* Excerpt:
# First time Morocco Help please



## 94220 (May 1, 2005)

We are about to cross over to Morocco for the first time ( in two weeks) and would appreciate some reassurance and advice.

When is the best time to buy Dirham. Am I OK waiting to find a 'hole in the wall' across there, or should I get some in advance ? Where from ? What is the best reserve currency... Euro or Dollar ?

Are there plenty of camp sites .... or is finding a pitch going to be difficult ? Do people still occasionally camp wild (despite ban).

Any favourite sites ? Any to avoid ?

Any supplies that we should take across (inc Beer) or can you get everything over there ?

Thanks

Barry


----------



## pete4x4 (Dec 20, 2006)

I haven't been for 3 years but then it was an offence to take dirhams out of Morocco, bureau de change at the border.
We used UK currency, dollars are good but then sterling was preferred, euros are also taken. Cash point in most towns.

Alcohol is available the local wine is ok but it is hard to find. Better to take it with you, we had to hide it along with cb etc!

Sites not sure we were in our jeep so wild camped anywhere with a tent!

You may also want to make use of the numerous facilitators who are around the border, they are useful as it is quite easy to get it very wrong and be there for a while, I found it £10 well spent and got through the border in no time.

Hope that helps a bit, you'll love it.


----------



## 103488 (Mar 20, 2007)

* Recorded data:
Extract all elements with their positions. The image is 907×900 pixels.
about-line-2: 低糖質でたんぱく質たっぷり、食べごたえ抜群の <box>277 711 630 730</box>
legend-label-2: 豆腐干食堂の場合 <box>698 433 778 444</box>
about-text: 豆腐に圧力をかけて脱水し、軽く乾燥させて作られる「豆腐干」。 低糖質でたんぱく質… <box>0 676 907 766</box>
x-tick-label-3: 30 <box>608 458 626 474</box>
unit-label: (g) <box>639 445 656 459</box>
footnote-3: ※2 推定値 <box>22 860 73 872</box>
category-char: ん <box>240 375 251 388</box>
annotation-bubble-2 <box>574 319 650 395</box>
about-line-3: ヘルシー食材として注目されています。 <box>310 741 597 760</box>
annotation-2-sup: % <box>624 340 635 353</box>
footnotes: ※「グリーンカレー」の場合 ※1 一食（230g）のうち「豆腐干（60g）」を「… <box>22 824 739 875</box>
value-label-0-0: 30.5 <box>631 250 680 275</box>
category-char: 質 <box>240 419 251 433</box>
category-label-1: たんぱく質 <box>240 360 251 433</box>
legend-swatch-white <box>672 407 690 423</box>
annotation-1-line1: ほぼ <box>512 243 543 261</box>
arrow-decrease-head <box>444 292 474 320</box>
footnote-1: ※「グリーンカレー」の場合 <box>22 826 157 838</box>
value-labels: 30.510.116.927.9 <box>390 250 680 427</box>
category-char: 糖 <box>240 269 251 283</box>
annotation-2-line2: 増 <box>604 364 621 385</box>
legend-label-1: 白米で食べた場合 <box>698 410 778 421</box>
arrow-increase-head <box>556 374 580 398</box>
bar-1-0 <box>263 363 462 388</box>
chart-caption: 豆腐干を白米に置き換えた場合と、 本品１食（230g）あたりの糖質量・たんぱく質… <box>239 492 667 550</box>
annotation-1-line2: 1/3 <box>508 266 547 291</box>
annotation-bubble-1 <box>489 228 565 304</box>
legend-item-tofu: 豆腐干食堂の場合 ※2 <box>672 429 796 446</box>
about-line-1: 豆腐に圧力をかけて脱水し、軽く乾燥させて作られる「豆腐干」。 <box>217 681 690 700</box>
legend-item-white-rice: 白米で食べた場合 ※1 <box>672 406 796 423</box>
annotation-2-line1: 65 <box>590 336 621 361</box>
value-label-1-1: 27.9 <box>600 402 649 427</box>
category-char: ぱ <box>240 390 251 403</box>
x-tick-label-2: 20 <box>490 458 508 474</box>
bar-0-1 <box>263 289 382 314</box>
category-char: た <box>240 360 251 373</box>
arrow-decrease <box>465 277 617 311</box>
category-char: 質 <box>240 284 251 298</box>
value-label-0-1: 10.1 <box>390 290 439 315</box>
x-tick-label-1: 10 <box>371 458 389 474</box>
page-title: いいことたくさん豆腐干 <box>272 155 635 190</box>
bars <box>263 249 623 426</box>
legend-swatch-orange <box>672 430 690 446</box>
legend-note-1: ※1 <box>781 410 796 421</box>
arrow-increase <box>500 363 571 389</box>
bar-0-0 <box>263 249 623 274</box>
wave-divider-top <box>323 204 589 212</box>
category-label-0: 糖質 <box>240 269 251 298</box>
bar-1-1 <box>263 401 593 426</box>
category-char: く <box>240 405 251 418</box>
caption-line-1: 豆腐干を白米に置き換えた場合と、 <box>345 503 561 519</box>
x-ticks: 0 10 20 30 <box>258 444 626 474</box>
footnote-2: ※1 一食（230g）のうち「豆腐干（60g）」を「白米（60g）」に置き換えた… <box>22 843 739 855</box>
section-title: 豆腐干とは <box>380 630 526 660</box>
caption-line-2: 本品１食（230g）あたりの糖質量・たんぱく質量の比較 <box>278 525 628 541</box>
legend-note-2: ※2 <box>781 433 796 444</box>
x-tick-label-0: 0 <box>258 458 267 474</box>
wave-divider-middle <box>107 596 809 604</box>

* Instruction 1:
According to the Morocco travel thread, what amount did pete4x4 consider well spent on a facilitator at the border?
* Instruction 2:
Reproduce the Morocco travel thread from "## 94220 (May" up to and including "Any to avoid ?".
* Instruction 3:
Continue the Morocco travel thread from its last line.

* Written reply 1:
£10

* Written reply 2:
## 94220 (May 1, 2005)

We are about to cross over to Morocco for the first time ( in two weeks) and would appreciate some reassurance and advice.

When is the best time to buy Dirham. Am I OK waiting to find a 'hole in the wall' across there, or should I get some in advance ? Where from ? What is the best reserve currency... Euro or Dollar ?

Are there plenty of camp sites .... or is finding a pitch going to be difficult ? Do people still occasionally camp wild (despite ban).

Any favourite sites ? Any to avoid ?

* Written reply 3:
Hi Barry, 
My husband and I toured Morocco last year for 20 days. No problem getting Dirham at the border. Regarding beer..I would stock up as only the large Marjane sells it at a reasonable price. Some Moroccan wines are worth a try...we were surprised. 
We loved Morocco and would go back again. We stayed at various campsites...2 in Marrakech, Essauira, Meski etc. We camped in the Cedar forest and friends of ours did it and purchased their own permit very cheaply. 
It is safe in Morocco...we had no problems whatsoever. 
We went with a tour but after day 11 we really just did our own thing but had the assistance of a local guy who kept us on the right track. 
Food excellent although we were all tagined out by the time we returned. No problems on the border on the return either. We did give a few dirhams to a guy who made it so much quicker....£3. 
Loved Volubulis, Marrakech, Cedar Forest, Ait Ben Haddou....and my favourite Erg Chebbi....stunning!!!! Book your camel ride independently! Our friends were charged an exorbitant amount for 30 mins...and that was through our tour leader!! We could have got one for a third of the price and it would have been much longer. 
Enjoy beautiful Morocco!!!


----------



## Sonesta (May 10, 2005)

Hi Barry,

We toured Morocco in the winter of 2005 and had the most fantastic experience of our whole lives.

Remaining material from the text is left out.